Every line of the material below must be repeated exactly.

■ ■ ■ ■ ■

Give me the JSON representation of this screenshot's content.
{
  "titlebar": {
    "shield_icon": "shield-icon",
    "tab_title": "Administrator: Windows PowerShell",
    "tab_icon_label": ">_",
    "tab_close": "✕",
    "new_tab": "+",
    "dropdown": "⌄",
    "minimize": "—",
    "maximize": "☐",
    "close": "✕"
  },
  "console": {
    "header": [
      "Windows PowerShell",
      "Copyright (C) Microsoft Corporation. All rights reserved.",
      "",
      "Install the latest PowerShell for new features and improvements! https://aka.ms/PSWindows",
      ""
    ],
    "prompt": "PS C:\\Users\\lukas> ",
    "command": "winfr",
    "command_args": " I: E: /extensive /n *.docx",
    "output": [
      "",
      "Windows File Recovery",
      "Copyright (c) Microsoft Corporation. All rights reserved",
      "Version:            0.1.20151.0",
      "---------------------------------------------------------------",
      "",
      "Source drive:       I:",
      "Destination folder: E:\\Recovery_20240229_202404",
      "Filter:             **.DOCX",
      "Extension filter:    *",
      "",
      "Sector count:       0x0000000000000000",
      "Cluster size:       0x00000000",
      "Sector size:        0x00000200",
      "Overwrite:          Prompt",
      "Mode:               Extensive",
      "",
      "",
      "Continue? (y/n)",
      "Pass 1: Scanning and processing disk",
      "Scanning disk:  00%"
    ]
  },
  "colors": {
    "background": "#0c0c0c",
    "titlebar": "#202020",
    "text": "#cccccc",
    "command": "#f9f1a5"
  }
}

■ ■ ■ ■ ■

== TASK RESPONSE ==
Give me the JSON representation of this screenshot's content.
{
  "titlebar": {
    "shield_icon": "shield-icon",
    "tab_title": "Administrator: Windows PowerShell",
    "tab_icon_label": ">_",
    "tab_close": "✕",
    "new_tab": "+",
    "dropdown": "⌄",
    "minimize": "—",
    "maximize": "☐",
    "close": "✕"
  },
  "console": {
    "header": [
      "Windows PowerShell",
      "Copyright (C) Microsoft Corporation. All rights reserved.",
      "",
      "Install the latest PowerShell for new features and improvements! https://aka.ms/PSWindows",
      ""
    ],
    "prompt": "PS C:\\Users\\lukas> ",
    "command": "winfr",
    "command_args": " I: E: /extensive /n *.docx",
    "output": [
      "",
      "Windows File Recovery",
      "Copyright (c) Microsoft Corporation. All rights reserved",
      "Version:            0.1.20151.0",
      "---------------------------------------------------------------",
      "",
      "Source drive:       I:",
      "Destination folder: E:\\Recovery_20240229_202404",
      "Filter:             **.DOCX",
      "Extension filter:    *",
      "",
      "Sector count:       0x0000000000000000",
      "Cluster size:       0x00000000",
      "Sector size:        0x00000200",
      "Overwrite:          Prompt",
      "Mode:               Extensive",
      "",
      "",
      "Continue? (y/n)",
      "Pass 1: Scanning and processing disk",
      "Scanning disk:  00%"
    ]
  },
  "colors": {
    "background": "#0c0c0c",
    "titlebar": "#202020",
    "text": "#cccccc",
    "command": "#f9f1a5"
  }
}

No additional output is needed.